Short problem - Below is a block of records; return all of them exactly, but without the images.

_ _ _ _

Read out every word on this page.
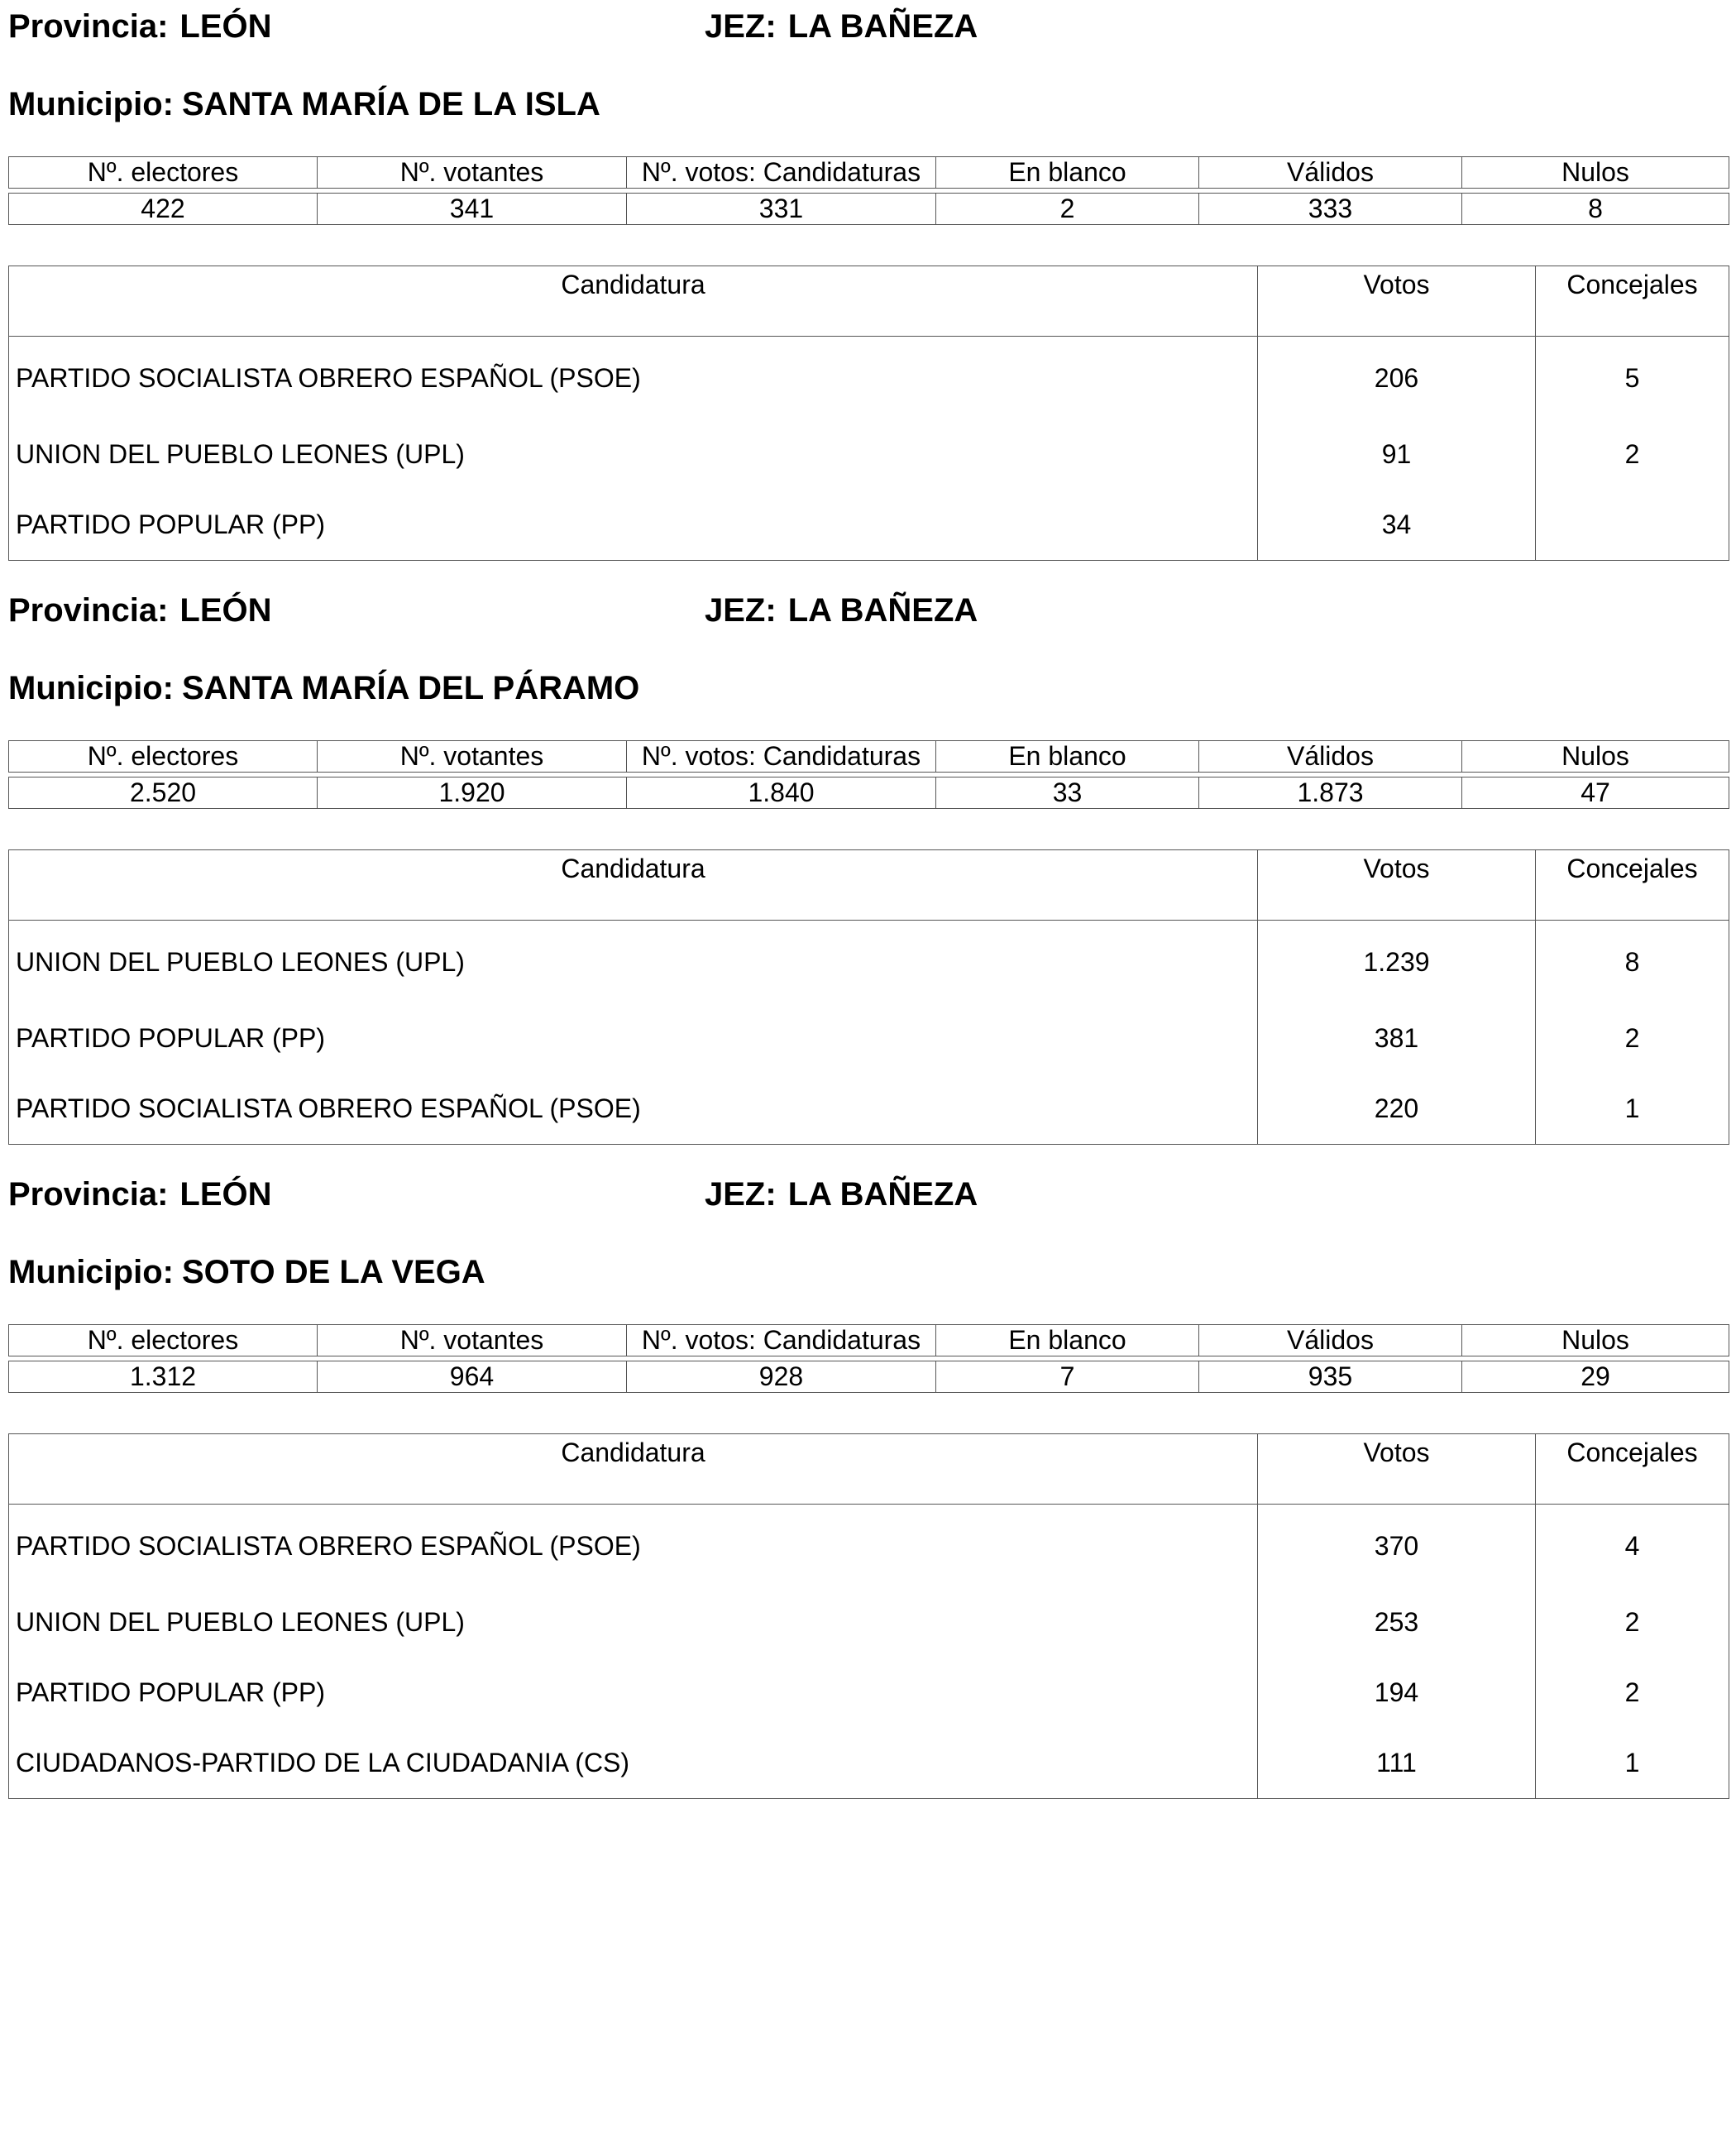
Provincia: LEÓN	JEZ: LA BAÑEZA
Municipio: SANTA MARÍA DE LA ISLA
Nº. electores	Nº. votantes	Nº. votos: Candidaturas	En blanco	Válidos	Nulos

422	341	331	2	333	8
Candidatura	Votos	Concejales
PARTIDO SOCIALISTA OBRERO ESPAÑOL (PSOE)	206	5
UNION DEL PUEBLO LEONES (UPL)	91	2
PARTIDO POPULAR (PP)	34	
Provincia: LEÓN	JEZ: LA BAÑEZA
Municipio: SANTA MARÍA DEL PÁRAMO
Nº. electores	Nº. votantes	Nº. votos: Candidaturas	En blanco	Válidos	Nulos

2.520	1.920	1.840	33	1.873	47
Candidatura	Votos	Concejales
UNION DEL PUEBLO LEONES (UPL)	1.239	8
PARTIDO POPULAR (PP)	381	2
PARTIDO SOCIALISTA OBRERO ESPAÑOL (PSOE)	220	1
Provincia: LEÓN	JEZ: LA BAÑEZA
Municipio: SOTO DE LA VEGA
Nº. electores	Nº. votantes	Nº. votos: Candidaturas	En blanco	Válidos	Nulos

1.312	964	928	7	935	29
Candidatura	Votos	Concejales
PARTIDO SOCIALISTA OBRERO ESPAÑOL (PSOE)	370	4
UNION DEL PUEBLO LEONES (UPL)	253	2
PARTIDO POPULAR (PP)	194	2
CIUDADANOS-PARTIDO DE LA CIUDADANIA (CS)	111	1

_ _ _ _

Answer for this exercise -
Read out every word on this page.
Provincia: LEÓN	JEZ: LA BAÑEZA
Municipio: SANTA MARÍA DE LA ISLA
Nº. electores	Nº. votantes	Nº. votos: Candidaturas	En blanco	Válidos	Nulos

422	341	331	2	333	8
Candidatura	Votos	Concejales
PARTIDO SOCIALISTA OBRERO ESPAÑOL (PSOE)	206	5
UNION DEL PUEBLO LEONES (UPL)	91	2
PARTIDO POPULAR (PP)	34	
Provincia: LEÓN	JEZ: LA BAÑEZA
Municipio: SANTA MARÍA DEL PÁRAMO
Nº. electores	Nº. votantes	Nº. votos: Candidaturas	En blanco	Válidos	Nulos

2.520	1.920	1.840	33	1.873	47
Candidatura	Votos	Concejales
UNION DEL PUEBLO LEONES (UPL)	1.239	8
PARTIDO POPULAR (PP)	381	2
PARTIDO SOCIALISTA OBRERO ESPAÑOL (PSOE)	220	1
Provincia: LEÓN	JEZ: LA BAÑEZA
Municipio: SOTO DE LA VEGA
Nº. electores	Nº. votantes	Nº. votos: Candidaturas	En blanco	Válidos	Nulos

1.312	964	928	7	935	29
Candidatura	Votos	Concejales
PARTIDO SOCIALISTA OBRERO ESPAÑOL (PSOE)	370	4
UNION DEL PUEBLO LEONES (UPL)	253	2
PARTIDO POPULAR (PP)	194	2
CIUDADANOS-PARTIDO DE LA CIUDADANIA (CS)	111	1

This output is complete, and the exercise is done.